**Required work**
Pick out each line in these entries that contains the string "username".

**Items from a dataset**
══════════════════════════════

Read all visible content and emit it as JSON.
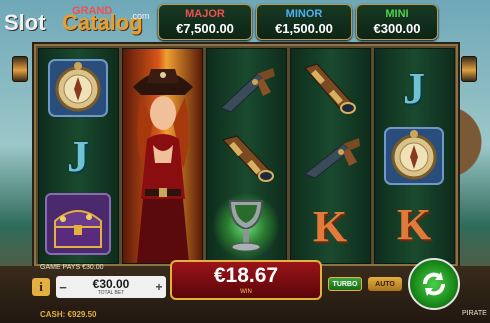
{
  "logo": {
    "part1": "Slot",
    "part2": "Catalog",
    "part3": ".com"
  },
  "jackpots": {
    "grand": {
      "title": "GRAND",
      "value": ""
    },
    "major": {
      "title": "MAJOR",
      "value": "€7,500.00",
      "title_color": "#f05050"
    },
    "minor": {
      "title": "MINOR",
      "value": "€1,500.00",
      "title_color": "#4fb0f0"
    },
    "mini": {
      "title": "MINI",
      "value": "€300.00",
      "title_color": "#50d050"
    }
  },
  "reels": [
    [
      "compass",
      "J",
      "treasure-chest"
    ],
    [
      "pirate-lady"
    ],
    [
      "flintlock-pistol",
      "spyglass",
      "goblet"
    ],
    [
      "spyglass",
      "flintlock-pistol",
      "K"
    ],
    [
      "J",
      "compass",
      "K"
    ]
  ],
  "bottom_bar": {
    "game_pays": "GAME PAYS €30.00",
    "bet_value": "€30.00",
    "bet_label": "TOTAL BET",
    "win_value": "€18.67",
    "win_label": "WIN",
    "turbo_label": "TURBO",
    "auto_label": "AUTO",
    "cash": "CASH: €929.50",
    "game_name": "PIRATE",
    "info_label": "i",
    "minus_label": "−",
    "plus_label": "+"
  },
  "colors": {
    "win_red": "#7a0c10",
    "button_green": "#2a8a2a",
    "gold": "#e4b040"
  }
}
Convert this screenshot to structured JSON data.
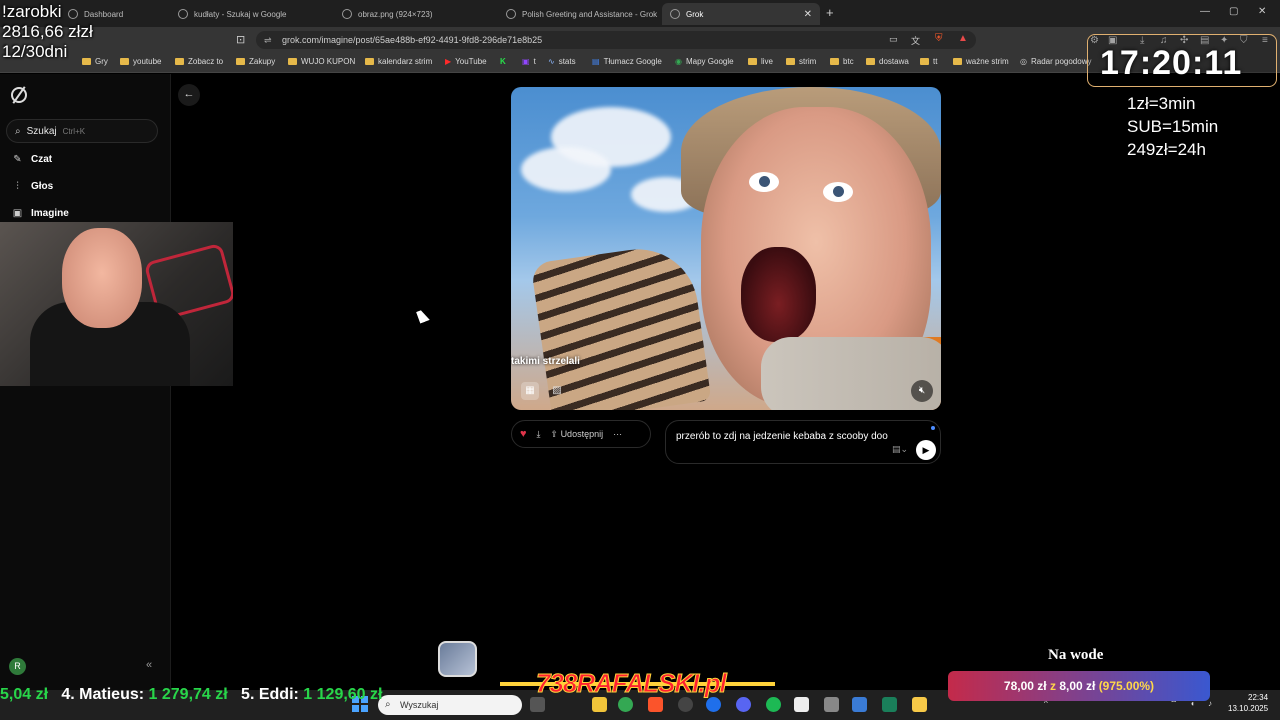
{
  "browser": {
    "tabs": [
      {
        "label": "Dashboard",
        "active": false
      },
      {
        "label": "kudłaty - Szukaj w Google",
        "active": false
      },
      {
        "label": "obraz.png (924×723)",
        "active": false
      },
      {
        "label": "Polish Greeting and Assistance - Grok",
        "active": false
      },
      {
        "label": "Grok",
        "active": true
      }
    ],
    "url": "grok.com/imagine/post/65ae488b-ef92-4491-9fd8-296de71e8b25",
    "bookmarks": [
      "Gry",
      "youtube",
      "Zobacz to",
      "Zakupy",
      "WUJO KUPON",
      "kalendarz strim",
      "YouTube",
      "t",
      "stats",
      "Tłumacz Google",
      "Mapy Google",
      "live",
      "strim",
      "btc",
      "dostawa",
      "tt",
      "ważne strim",
      "Radar pogodowy"
    ]
  },
  "sidebar": {
    "search_label": "Szukaj",
    "search_shortcut": "Ctrl+K",
    "items": [
      {
        "label": "Czat",
        "icon": "edit-icon"
      },
      {
        "label": "Głos",
        "icon": "waveform-icon"
      },
      {
        "label": "Imagine",
        "icon": "image-icon"
      }
    ],
    "avatar_letter": "R"
  },
  "post": {
    "caption": "takimi strzelali",
    "share_label": "Udostępnij",
    "prompt_text": "przerób to zdj  na jedzenie kebaba z scooby doo"
  },
  "overlay": {
    "earnings_title": "!zarobki",
    "earnings_value": "2816,66 złzł",
    "days": "12/30dni",
    "timer": "17:20:11",
    "rate1": "1zł=3min",
    "rate2": "SUB=15min",
    "rate3": "249zł=24h",
    "leaderboard": [
      {
        "rank": "",
        "name": "",
        "amount": "5,04 zł"
      },
      {
        "rank": "4.",
        "name": "Matieus:",
        "amount": "1 279,74 zł"
      },
      {
        "rank": "5.",
        "name": "Eddi:",
        "amount": "1 129,60 zł"
      }
    ],
    "banner": "738RAFALSKI.pl",
    "na_wode": "Na wode",
    "goal_main": "78,00 zł",
    "goal_z": "z",
    "goal_target": "8,00 zł",
    "goal_pct": "(975.00%)"
  },
  "taskbar": {
    "search_placeholder": "Wyszukaj",
    "time": "22:34",
    "date": "13.10.2025"
  },
  "colors": {
    "accent_heart": "#e0344a",
    "leaderboard_green": "#28d64a",
    "goal_yellow": "#ffd84a"
  }
}
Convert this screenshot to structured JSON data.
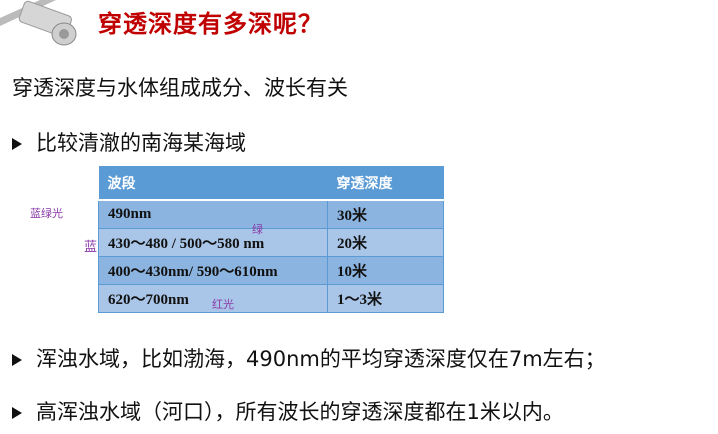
{
  "title": "穿透深度有多深呢？",
  "subtitle": "穿透深度与水体组成成分、波长有关",
  "bullets": [
    "比较清澈的南海某海域",
    "浑浊水域，比如渤海，490nm的平均穿透深度仅在7m左右；",
    "高浑浊水域（河口），所有波长的穿透深度都在1米以内。"
  ],
  "table": {
    "headers": [
      "波段",
      "穿透深度"
    ],
    "rows": [
      [
        "490nm",
        "30米"
      ],
      [
        "430～480 / 500～580 nm",
        "20米"
      ],
      [
        "400～430nm/ 590～610nm",
        "10米"
      ],
      [
        "620～700nm",
        "1～3米"
      ]
    ]
  },
  "annotations": {
    "blue_green": "蓝绿光",
    "blue": "蓝",
    "green": "绿",
    "red": "红光"
  },
  "colors": {
    "title": "#c00000",
    "table_header": "#5b9bd5"
  }
}
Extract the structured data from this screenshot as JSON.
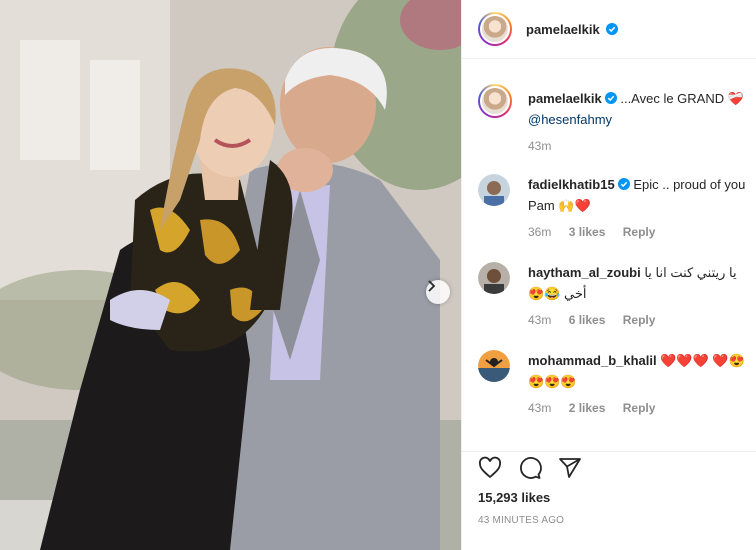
{
  "post": {
    "username": "pamelaelkik",
    "photo_alt": "Woman and older man embracing outdoors",
    "carousel_icon": "chevron-right-icon"
  },
  "caption": {
    "username": "pamelaelkik",
    "text": "...Avec le GRAND",
    "emoji": "❤️‍🩹",
    "mention": "@hesenfahmy",
    "time": "43m"
  },
  "comments": [
    {
      "username": "fadielkhatib15",
      "verified": true,
      "text": "Epic .. proud of you Pam 🙌❤️",
      "time": "36m",
      "likes": "3 likes",
      "reply": "Reply"
    },
    {
      "username": "haytham_al_zoubi",
      "verified": false,
      "text": "يا ريتني كنت انا يا أخي 😂😍",
      "time": "43m",
      "likes": "6 likes",
      "reply": "Reply"
    },
    {
      "username": "mohammad_b_khalil",
      "verified": false,
      "text": "❤️❤️❤️ ❤️😍😍😍😍",
      "time": "43m",
      "likes": "2 likes",
      "reply": "Reply"
    }
  ],
  "actions": {
    "like_icon": "heart-icon",
    "comment_icon": "comment-icon",
    "share_icon": "share-icon",
    "likes_count": "15,293 likes",
    "timestamp": "43 MINUTES AGO"
  },
  "colors": {
    "verified": "#0095f6",
    "link": "#00376b",
    "muted": "#8e8e8e"
  }
}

══════════════════════════════

**Solution to the exercise**
    "username": "pamelaelkik",
    "username": "pamelaelkik",
      "username": "fadielkhatib15",
      "username": "haytham_al_zoubi",
      "username": "mohammad_b_khalil",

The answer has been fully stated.